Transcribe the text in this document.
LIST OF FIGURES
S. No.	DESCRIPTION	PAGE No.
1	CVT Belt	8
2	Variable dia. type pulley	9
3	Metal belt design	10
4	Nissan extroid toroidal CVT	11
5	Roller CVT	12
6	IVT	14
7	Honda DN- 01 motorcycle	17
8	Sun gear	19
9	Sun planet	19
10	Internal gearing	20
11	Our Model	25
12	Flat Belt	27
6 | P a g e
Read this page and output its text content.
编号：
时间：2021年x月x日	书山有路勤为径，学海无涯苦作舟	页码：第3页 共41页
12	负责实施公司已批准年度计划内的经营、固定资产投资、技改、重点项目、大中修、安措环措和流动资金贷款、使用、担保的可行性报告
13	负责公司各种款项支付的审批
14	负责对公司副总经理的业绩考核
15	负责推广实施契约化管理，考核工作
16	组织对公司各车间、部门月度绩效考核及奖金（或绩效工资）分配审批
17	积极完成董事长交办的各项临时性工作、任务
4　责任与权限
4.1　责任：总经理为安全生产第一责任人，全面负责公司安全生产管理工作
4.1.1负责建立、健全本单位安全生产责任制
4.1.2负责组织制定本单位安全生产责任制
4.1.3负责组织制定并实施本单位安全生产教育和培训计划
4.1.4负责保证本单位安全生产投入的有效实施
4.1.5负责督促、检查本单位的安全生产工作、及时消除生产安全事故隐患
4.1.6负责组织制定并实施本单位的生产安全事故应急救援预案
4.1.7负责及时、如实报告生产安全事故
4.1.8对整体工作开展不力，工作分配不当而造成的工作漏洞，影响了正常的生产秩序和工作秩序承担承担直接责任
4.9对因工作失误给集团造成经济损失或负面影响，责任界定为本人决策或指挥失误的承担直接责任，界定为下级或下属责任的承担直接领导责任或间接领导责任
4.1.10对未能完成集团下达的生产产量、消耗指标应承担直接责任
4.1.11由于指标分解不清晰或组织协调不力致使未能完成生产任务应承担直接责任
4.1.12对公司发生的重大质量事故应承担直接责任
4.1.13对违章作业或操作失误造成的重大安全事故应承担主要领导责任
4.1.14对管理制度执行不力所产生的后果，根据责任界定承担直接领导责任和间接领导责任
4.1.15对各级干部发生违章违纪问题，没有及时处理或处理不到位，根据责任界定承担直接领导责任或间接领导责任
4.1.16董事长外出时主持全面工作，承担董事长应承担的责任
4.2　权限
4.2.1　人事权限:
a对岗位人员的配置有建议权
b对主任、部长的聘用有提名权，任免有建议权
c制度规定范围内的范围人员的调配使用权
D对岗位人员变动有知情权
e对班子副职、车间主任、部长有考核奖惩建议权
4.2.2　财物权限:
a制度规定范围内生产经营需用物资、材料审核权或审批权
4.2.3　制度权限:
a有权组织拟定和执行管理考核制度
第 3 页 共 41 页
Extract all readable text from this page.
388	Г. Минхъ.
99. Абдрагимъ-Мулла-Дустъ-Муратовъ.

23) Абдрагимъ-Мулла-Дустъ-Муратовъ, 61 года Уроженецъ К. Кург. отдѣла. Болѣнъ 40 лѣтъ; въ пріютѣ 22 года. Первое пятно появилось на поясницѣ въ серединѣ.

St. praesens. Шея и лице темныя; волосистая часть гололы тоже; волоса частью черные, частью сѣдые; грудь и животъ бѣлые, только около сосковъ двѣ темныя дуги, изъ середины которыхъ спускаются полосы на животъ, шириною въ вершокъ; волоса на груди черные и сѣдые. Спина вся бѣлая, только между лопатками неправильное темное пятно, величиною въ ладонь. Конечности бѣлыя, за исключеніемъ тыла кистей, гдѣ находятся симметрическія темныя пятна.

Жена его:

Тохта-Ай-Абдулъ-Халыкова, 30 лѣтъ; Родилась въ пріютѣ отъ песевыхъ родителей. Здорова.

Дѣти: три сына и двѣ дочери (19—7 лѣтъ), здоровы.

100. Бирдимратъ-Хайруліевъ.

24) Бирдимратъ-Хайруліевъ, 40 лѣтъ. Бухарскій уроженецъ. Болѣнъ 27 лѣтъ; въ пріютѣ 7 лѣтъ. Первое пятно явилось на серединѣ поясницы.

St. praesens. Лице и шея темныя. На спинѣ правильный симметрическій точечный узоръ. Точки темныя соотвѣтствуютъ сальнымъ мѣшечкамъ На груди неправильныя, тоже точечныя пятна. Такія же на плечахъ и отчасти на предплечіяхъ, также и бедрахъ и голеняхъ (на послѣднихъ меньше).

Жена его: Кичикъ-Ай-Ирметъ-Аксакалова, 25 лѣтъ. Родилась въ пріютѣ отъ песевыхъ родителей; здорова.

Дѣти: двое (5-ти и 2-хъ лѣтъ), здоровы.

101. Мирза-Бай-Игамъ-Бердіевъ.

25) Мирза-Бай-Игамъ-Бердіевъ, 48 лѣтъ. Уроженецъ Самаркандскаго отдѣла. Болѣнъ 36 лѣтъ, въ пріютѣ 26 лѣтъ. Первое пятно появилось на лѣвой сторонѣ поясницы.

> _EXERCISE DESCRIPTION_
Word for word, extract all the records.

> _ANSWER BELOW_
Transcribe the text in this document.
LIST OF FIGURES
S. No.	DESCRIPTION	PAGE No.
1	CVT Belt	8
2	Variable dia. type pulley	9
3	Metal belt design	10
4	Nissan extroid toroidal CVT	11
5	Roller CVT	12
6	IVT	14
7	Honda DN- 01 motorcycle	17
8	Sun gear	19
9	Sun planet	19
10	Internal gearing	20
11	Our Model	25
12	Flat Belt	27
6 | P a g e
Read this page and output its text content.
编号：
时间：2021年x月x日	书山有路勤为径，学海无涯苦作舟	页码：第3页 共41页
12	负责实施公司已批准年度计划内的经营、固定资产投资、技改、重点项目、大中修、安措环措和流动资金贷款、使用、担保的可行性报告
13	负责公司各种款项支付的审批
14	负责对公司副总经理的业绩考核
15	负责推广实施契约化管理，考核工作
16	组织对公司各车间、部门月度绩效考核及奖金（或绩效工资）分配审批
17	积极完成董事长交办的各项临时性工作、任务
4　责任与权限
4.1　责任：总经理为安全生产第一责任人，全面负责公司安全生产管理工作
4.1.1负责建立、健全本单位安全生产责任制
4.1.2负责组织制定本单位安全生产责任制
4.1.3负责组织制定并实施本单位安全生产教育和培训计划
4.1.4负责保证本单位安全生产投入的有效实施
4.1.5负责督促、检查本单位的安全生产工作、及时消除生产安全事故隐患
4.1.6负责组织制定并实施本单位的生产安全事故应急救援预案
4.1.7负责及时、如实报告生产安全事故
4.1.8对整体工作开展不力，工作分配不当而造成的工作漏洞，影响了正常的生产秩序和工作秩序承担承担直接责任
4.9对因工作失误给集团造成经济损失或负面影响，责任界定为本人决策或指挥失误的承担直接责任，界定为下级或下属责任的承担直接领导责任或间接领导责任
4.1.10对未能完成集团下达的生产产量、消耗指标应承担直接责任
4.1.11由于指标分解不清晰或组织协调不力致使未能完成生产任务应承担直接责任
4.1.12对公司发生的重大质量事故应承担直接责任
4.1.13对违章作业或操作失误造成的重大安全事故应承担主要领导责任
4.1.14对管理制度执行不力所产生的后果，根据责任界定承担直接领导责任和间接领导责任
4.1.15对各级干部发生违章违纪问题，没有及时处理或处理不到位，根据责任界定承担直接领导责任或间接领导责任
4.1.16董事长外出时主持全面工作，承担董事长应承担的责任
4.2　权限
4.2.1　人事权限:
a对岗位人员的配置有建议权
b对主任、部长的聘用有提名权，任免有建议权
c制度规定范围内的范围人员的调配使用权
D对岗位人员变动有知情权
e对班子副职、车间主任、部长有考核奖惩建议权
4.2.2　财物权限:
a制度规定范围内生产经营需用物资、材料审核权或审批权
4.2.3　制度权限:
a有权组织拟定和执行管理考核制度
第 3 页 共 41 页
Extract all readable text from this page.
388	Г. Минхъ.
99. Абдрагимъ-Мулла-Дустъ-Муратовъ.

23) Абдрагимъ-Мулла-Дустъ-Муратовъ, 61 года Уроженецъ К. Кург. отдѣла. Болѣнъ 40 лѣтъ; въ пріютѣ 22 года. Первое пятно появилось на поясницѣ въ серединѣ.

St. praesens. Шея и лице темныя; волосистая часть гололы тоже; волоса частью черные, частью сѣдые; грудь и животъ бѣлые, только около сосковъ двѣ темныя дуги, изъ середины которыхъ спускаются полосы на животъ, шириною въ вершокъ; волоса на груди черные и сѣдые. Спина вся бѣлая, только между лопатками неправильное темное пятно, величиною въ ладонь. Конечности бѣлыя, за исключеніемъ тыла кистей, гдѣ находятся симметрическія темныя пятна.

Жена его:

Тохта-Ай-Абдулъ-Халыкова, 30 лѣтъ; Родилась въ пріютѣ отъ песевыхъ родителей. Здорова.

Дѣти: три сына и двѣ дочери (19—7 лѣтъ), здоровы.

100. Бирдимратъ-Хайруліевъ.

24) Бирдимратъ-Хайруліевъ, 40 лѣтъ. Бухарскій уроженецъ. Болѣнъ 27 лѣтъ; въ пріютѣ 7 лѣтъ. Первое пятно явилось на серединѣ поясницы.

St. praesens. Лице и шея темныя. На спинѣ правильный симметрическій точечный узоръ. Точки темныя соотвѣтствуютъ сальнымъ мѣшечкамъ На груди неправильныя, тоже точечныя пятна. Такія же на плечахъ и отчасти на предплечіяхъ, также и бедрахъ и голеняхъ (на послѣднихъ меньше).

Жена его: Кичикъ-Ай-Ирметъ-Аксакалова, 25 лѣтъ. Родилась въ пріютѣ отъ песевыхъ родителей; здорова.

Дѣти: двое (5-ти и 2-хъ лѣтъ), здоровы.

101. Мирза-Бай-Игамъ-Бердіевъ.

25) Мирза-Бай-Игамъ-Бердіевъ, 48 лѣтъ. Уроженецъ Самаркандскаго отдѣла. Болѣнъ 36 лѣтъ, въ пріютѣ 26 лѣтъ. Первое пятно появилось на лѣвой сторонѣ поясницы.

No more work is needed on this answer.